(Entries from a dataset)
--- start ---
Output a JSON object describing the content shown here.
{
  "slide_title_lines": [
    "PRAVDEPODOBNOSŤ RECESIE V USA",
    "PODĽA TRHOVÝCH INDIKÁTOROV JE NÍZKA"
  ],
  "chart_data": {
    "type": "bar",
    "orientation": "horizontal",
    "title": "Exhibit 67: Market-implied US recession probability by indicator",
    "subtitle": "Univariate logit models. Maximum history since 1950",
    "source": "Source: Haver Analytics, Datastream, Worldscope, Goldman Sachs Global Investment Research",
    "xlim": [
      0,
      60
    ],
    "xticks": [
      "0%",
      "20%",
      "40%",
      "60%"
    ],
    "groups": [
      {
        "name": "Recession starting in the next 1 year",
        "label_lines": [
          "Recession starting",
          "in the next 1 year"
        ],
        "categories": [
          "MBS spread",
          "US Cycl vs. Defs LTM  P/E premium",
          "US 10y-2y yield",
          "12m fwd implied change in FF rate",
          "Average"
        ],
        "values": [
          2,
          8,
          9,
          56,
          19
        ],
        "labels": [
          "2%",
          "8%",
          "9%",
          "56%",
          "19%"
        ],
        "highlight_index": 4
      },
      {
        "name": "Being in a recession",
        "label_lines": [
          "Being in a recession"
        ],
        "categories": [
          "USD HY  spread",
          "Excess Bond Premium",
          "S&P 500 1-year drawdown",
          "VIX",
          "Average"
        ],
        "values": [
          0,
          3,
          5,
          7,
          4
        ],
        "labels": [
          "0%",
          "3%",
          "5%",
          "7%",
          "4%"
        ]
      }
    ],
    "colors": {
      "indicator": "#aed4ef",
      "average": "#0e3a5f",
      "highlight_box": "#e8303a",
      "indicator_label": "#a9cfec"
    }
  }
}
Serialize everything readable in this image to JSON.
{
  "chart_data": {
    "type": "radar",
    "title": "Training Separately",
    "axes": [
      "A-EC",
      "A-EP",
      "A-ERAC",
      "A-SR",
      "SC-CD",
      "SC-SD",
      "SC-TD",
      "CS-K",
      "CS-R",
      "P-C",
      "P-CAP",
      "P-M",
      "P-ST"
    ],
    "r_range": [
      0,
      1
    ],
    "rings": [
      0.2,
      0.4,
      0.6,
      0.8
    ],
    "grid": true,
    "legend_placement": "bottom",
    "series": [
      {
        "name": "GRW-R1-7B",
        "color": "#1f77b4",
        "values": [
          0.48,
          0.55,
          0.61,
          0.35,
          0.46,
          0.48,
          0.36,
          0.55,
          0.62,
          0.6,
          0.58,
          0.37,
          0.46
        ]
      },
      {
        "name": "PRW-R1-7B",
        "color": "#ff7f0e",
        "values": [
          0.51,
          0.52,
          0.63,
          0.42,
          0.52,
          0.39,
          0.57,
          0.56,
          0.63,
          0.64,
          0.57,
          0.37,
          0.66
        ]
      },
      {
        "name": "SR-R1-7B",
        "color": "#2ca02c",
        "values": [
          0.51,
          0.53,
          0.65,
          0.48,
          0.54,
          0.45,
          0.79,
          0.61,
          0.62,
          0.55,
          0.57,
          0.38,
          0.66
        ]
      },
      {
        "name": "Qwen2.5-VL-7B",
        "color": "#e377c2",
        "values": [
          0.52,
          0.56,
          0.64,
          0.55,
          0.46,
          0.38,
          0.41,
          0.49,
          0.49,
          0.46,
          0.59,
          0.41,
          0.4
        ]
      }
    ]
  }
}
--- end ---
## JOB
Your task is to repeat the data exactly; please include every line.

## SOLUTION BELOW
Output a JSON object describing the content shown here.
{
  "slide_title_lines": [
    "PRAVDEPODOBNOSŤ RECESIE V USA",
    "PODĽA TRHOVÝCH INDIKÁTOROV JE NÍZKA"
  ],
  "chart_data": {
    "type": "bar",
    "orientation": "horizontal",
    "title": "Exhibit 67: Market-implied US recession probability by indicator",
    "subtitle": "Univariate logit models. Maximum history since 1950",
    "source": "Source: Haver Analytics, Datastream, Worldscope, Goldman Sachs Global Investment Research",
    "xlim": [
      0,
      60
    ],
    "xticks": [
      "0%",
      "20%",
      "40%",
      "60%"
    ],
    "groups": [
      {
        "name": "Recession starting in the next 1 year",
        "label_lines": [
          "Recession starting",
          "in the next 1 year"
        ],
        "categories": [
          "MBS spread",
          "US Cycl vs. Defs LTM  P/E premium",
          "US 10y-2y yield",
          "12m fwd implied change in FF rate",
          "Average"
        ],
        "values": [
          2,
          8,
          9,
          56,
          19
        ],
        "labels": [
          "2%",
          "8%",
          "9%",
          "56%",
          "19%"
        ],
        "highlight_index": 4
      },
      {
        "name": "Being in a recession",
        "label_lines": [
          "Being in a recession"
        ],
        "categories": [
          "USD HY  spread",
          "Excess Bond Premium",
          "S&P 500 1-year drawdown",
          "VIX",
          "Average"
        ],
        "values": [
          0,
          3,
          5,
          7,
          4
        ],
        "labels": [
          "0%",
          "3%",
          "5%",
          "7%",
          "4%"
        ]
      }
    ],
    "colors": {
      "indicator": "#aed4ef",
      "average": "#0e3a5f",
      "highlight_box": "#e8303a",
      "indicator_label": "#a9cfec"
    }
  }
}
Serialize everything readable in this image to JSON.
{
  "chart_data": {
    "type": "radar",
    "title": "Training Separately",
    "axes": [
      "A-EC",
      "A-EP",
      "A-ERAC",
      "A-SR",
      "SC-CD",
      "SC-SD",
      "SC-TD",
      "CS-K",
      "CS-R",
      "P-C",
      "P-CAP",
      "P-M",
      "P-ST"
    ],
    "r_range": [
      0,
      1
    ],
    "rings": [
      0.2,
      0.4,
      0.6,
      0.8
    ],
    "grid": true,
    "legend_placement": "bottom",
    "series": [
      {
        "name": "GRW-R1-7B",
        "color": "#1f77b4",
        "values": [
          0.48,
          0.55,
          0.61,
          0.35,
          0.46,
          0.48,
          0.36,
          0.55,
          0.62,
          0.6,
          0.58,
          0.37,
          0.46
        ]
      },
      {
        "name": "PRW-R1-7B",
        "color": "#ff7f0e",
        "values": [
          0.51,
          0.52,
          0.63,
          0.42,
          0.52,
          0.39,
          0.57,
          0.56,
          0.63,
          0.64,
          0.57,
          0.37,
          0.66
        ]
      },
      {
        "name": "SR-R1-7B",
        "color": "#2ca02c",
        "values": [
          0.51,
          0.53,
          0.65,
          0.48,
          0.54,
          0.45,
          0.79,
          0.61,
          0.62,
          0.55,
          0.57,
          0.38,
          0.66
        ]
      },
      {
        "name": "Qwen2.5-VL-7B",
        "color": "#e377c2",
        "values": [
          0.52,
          0.56,
          0.64,
          0.55,
          0.46,
          0.38,
          0.41,
          0.49,
          0.49,
          0.46,
          0.59,
          0.41,
          0.4
        ]
      }
    ]
  }
}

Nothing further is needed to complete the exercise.